— begin Given data —

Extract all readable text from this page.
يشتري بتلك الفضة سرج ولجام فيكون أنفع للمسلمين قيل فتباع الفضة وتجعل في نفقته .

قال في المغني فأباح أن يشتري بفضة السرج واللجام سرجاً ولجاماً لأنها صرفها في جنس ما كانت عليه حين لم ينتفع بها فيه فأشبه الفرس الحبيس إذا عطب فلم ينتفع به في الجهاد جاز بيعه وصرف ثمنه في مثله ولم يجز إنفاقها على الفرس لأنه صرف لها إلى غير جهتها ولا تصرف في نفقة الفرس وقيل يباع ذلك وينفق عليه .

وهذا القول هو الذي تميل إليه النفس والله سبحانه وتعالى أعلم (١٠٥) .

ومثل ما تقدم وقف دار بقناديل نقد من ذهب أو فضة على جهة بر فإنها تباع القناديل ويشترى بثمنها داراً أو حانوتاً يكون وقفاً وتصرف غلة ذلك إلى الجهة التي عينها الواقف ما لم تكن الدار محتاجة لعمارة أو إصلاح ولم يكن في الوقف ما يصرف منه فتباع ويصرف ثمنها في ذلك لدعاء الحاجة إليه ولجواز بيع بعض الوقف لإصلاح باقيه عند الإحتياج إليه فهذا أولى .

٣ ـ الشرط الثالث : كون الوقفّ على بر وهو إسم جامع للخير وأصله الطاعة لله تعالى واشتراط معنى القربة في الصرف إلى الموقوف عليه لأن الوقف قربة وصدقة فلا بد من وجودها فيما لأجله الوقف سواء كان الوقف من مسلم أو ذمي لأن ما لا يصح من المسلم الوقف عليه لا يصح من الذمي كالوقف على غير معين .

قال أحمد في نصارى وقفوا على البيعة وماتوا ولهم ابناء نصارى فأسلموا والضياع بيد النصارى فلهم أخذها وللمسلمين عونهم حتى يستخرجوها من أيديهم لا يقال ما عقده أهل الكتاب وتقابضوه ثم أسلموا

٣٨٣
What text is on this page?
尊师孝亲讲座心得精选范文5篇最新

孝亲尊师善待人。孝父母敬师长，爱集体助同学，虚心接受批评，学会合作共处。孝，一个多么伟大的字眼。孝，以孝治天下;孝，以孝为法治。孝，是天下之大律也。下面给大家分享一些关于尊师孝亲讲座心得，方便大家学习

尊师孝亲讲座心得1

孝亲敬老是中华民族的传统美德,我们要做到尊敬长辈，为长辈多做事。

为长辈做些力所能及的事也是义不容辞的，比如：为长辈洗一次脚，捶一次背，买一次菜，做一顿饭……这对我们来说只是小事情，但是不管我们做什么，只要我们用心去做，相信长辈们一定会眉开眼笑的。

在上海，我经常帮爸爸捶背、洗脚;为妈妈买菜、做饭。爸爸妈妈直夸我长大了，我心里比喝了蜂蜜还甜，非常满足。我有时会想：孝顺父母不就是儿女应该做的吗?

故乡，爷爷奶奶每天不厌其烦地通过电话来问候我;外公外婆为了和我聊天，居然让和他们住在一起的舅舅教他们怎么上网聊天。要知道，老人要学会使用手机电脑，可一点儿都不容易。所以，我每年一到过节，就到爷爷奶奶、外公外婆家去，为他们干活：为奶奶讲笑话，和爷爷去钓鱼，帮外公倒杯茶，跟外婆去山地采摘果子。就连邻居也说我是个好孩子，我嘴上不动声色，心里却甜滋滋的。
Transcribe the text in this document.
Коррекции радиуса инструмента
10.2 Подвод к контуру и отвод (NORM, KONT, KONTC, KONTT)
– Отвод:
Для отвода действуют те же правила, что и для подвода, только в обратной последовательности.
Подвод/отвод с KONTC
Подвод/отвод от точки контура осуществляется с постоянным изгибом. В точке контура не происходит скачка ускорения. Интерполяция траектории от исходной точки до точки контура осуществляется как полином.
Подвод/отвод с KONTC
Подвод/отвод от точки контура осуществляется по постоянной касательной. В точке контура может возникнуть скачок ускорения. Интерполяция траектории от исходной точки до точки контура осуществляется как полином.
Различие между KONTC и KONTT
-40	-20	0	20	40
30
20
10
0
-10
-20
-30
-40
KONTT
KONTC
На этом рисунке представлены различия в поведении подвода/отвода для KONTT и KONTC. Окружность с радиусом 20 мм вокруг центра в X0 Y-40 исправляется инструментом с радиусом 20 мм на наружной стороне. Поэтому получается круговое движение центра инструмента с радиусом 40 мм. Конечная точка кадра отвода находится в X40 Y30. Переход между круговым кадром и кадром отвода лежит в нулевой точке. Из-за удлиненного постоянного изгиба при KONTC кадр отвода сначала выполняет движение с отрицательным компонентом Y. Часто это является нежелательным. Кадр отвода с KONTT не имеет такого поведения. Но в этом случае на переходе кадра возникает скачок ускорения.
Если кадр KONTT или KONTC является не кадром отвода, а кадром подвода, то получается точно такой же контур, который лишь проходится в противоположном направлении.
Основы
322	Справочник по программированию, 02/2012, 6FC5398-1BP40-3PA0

— end Given data —

_What is expected_.
Restate every record exactly, leaving nothing out.

_The result_.
Extract all readable text from this page.
يشتري بتلك الفضة سرج ولجام فيكون أنفع للمسلمين قيل فتباع الفضة وتجعل في نفقته .

قال في المغني فأباح أن يشتري بفضة السرج واللجام سرجاً ولجاماً لأنها صرفها في جنس ما كانت عليه حين لم ينتفع بها فيه فأشبه الفرس الحبيس إذا عطب فلم ينتفع به في الجهاد جاز بيعه وصرف ثمنه في مثله ولم يجز إنفاقها على الفرس لأنه صرف لها إلى غير جهتها ولا تصرف في نفقة الفرس وقيل يباع ذلك وينفق عليه .

وهذا القول هو الذي تميل إليه النفس والله سبحانه وتعالى أعلم (١٠٥) .

ومثل ما تقدم وقف دار بقناديل نقد من ذهب أو فضة على جهة بر فإنها تباع القناديل ويشترى بثمنها داراً أو حانوتاً يكون وقفاً وتصرف غلة ذلك إلى الجهة التي عينها الواقف ما لم تكن الدار محتاجة لعمارة أو إصلاح ولم يكن في الوقف ما يصرف منه فتباع ويصرف ثمنها في ذلك لدعاء الحاجة إليه ولجواز بيع بعض الوقف لإصلاح باقيه عند الإحتياج إليه فهذا أولى .

٣ ـ الشرط الثالث : كون الوقفّ على بر وهو إسم جامع للخير وأصله الطاعة لله تعالى واشتراط معنى القربة في الصرف إلى الموقوف عليه لأن الوقف قربة وصدقة فلا بد من وجودها فيما لأجله الوقف سواء كان الوقف من مسلم أو ذمي لأن ما لا يصح من المسلم الوقف عليه لا يصح من الذمي كالوقف على غير معين .

قال أحمد في نصارى وقفوا على البيعة وماتوا ولهم ابناء نصارى فأسلموا والضياع بيد النصارى فلهم أخذها وللمسلمين عونهم حتى يستخرجوها من أيديهم لا يقال ما عقده أهل الكتاب وتقابضوه ثم أسلموا

٣٨٣
What text is on this page?
尊师孝亲讲座心得精选范文5篇最新

孝亲尊师善待人。孝父母敬师长，爱集体助同学，虚心接受批评，学会合作共处。孝，一个多么伟大的字眼。孝，以孝治天下;孝，以孝为法治。孝，是天下之大律也。下面给大家分享一些关于尊师孝亲讲座心得，方便大家学习

尊师孝亲讲座心得1

孝亲敬老是中华民族的传统美德,我们要做到尊敬长辈，为长辈多做事。

为长辈做些力所能及的事也是义不容辞的，比如：为长辈洗一次脚，捶一次背，买一次菜，做一顿饭……这对我们来说只是小事情，但是不管我们做什么，只要我们用心去做，相信长辈们一定会眉开眼笑的。

在上海，我经常帮爸爸捶背、洗脚;为妈妈买菜、做饭。爸爸妈妈直夸我长大了，我心里比喝了蜂蜜还甜，非常满足。我有时会想：孝顺父母不就是儿女应该做的吗?

故乡，爷爷奶奶每天不厌其烦地通过电话来问候我;外公外婆为了和我聊天，居然让和他们住在一起的舅舅教他们怎么上网聊天。要知道，老人要学会使用手机电脑，可一点儿都不容易。所以，我每年一到过节，就到爷爷奶奶、外公外婆家去，为他们干活：为奶奶讲笑话，和爷爷去钓鱼，帮外公倒杯茶，跟外婆去山地采摘果子。就连邻居也说我是个好孩子，我嘴上不动声色，心里却甜滋滋的。
Transcribe the text in this document.
Коррекции радиуса инструмента
10.2 Подвод к контуру и отвод (NORM, KONT, KONTC, KONTT)
– Отвод:
Для отвода действуют те же правила, что и для подвода, только в обратной последовательности.
Подвод/отвод с KONTC
Подвод/отвод от точки контура осуществляется с постоянным изгибом. В точке контура не происходит скачка ускорения. Интерполяция траектории от исходной точки до точки контура осуществляется как полином.
Подвод/отвод с KONTC
Подвод/отвод от точки контура осуществляется по постоянной касательной. В точке контура может возникнуть скачок ускорения. Интерполяция траектории от исходной точки до точки контура осуществляется как полином.
Различие между KONTC и KONTT
-40	-20	0	20	40
30
20
10
0
-10
-20
-30
-40
KONTT
KONTC
На этом рисунке представлены различия в поведении подвода/отвода для KONTT и KONTC. Окружность с радиусом 20 мм вокруг центра в X0 Y-40 исправляется инструментом с радиусом 20 мм на наружной стороне. Поэтому получается круговое движение центра инструмента с радиусом 40 мм. Конечная точка кадра отвода находится в X40 Y30. Переход между круговым кадром и кадром отвода лежит в нулевой точке. Из-за удлиненного постоянного изгиба при KONTC кадр отвода сначала выполняет движение с отрицательным компонентом Y. Часто это является нежелательным. Кадр отвода с KONTT не имеет такого поведения. Но в этом случае на переходе кадра возникает скачок ускорения.
Если кадр KONTT или KONTC является не кадром отвода, а кадром подвода, то получается точно такой же контур, который лишь проходится в противоположном направлении.
Основы
322	Справочник по программированию, 02/2012, 6FC5398-1BP40-3PA0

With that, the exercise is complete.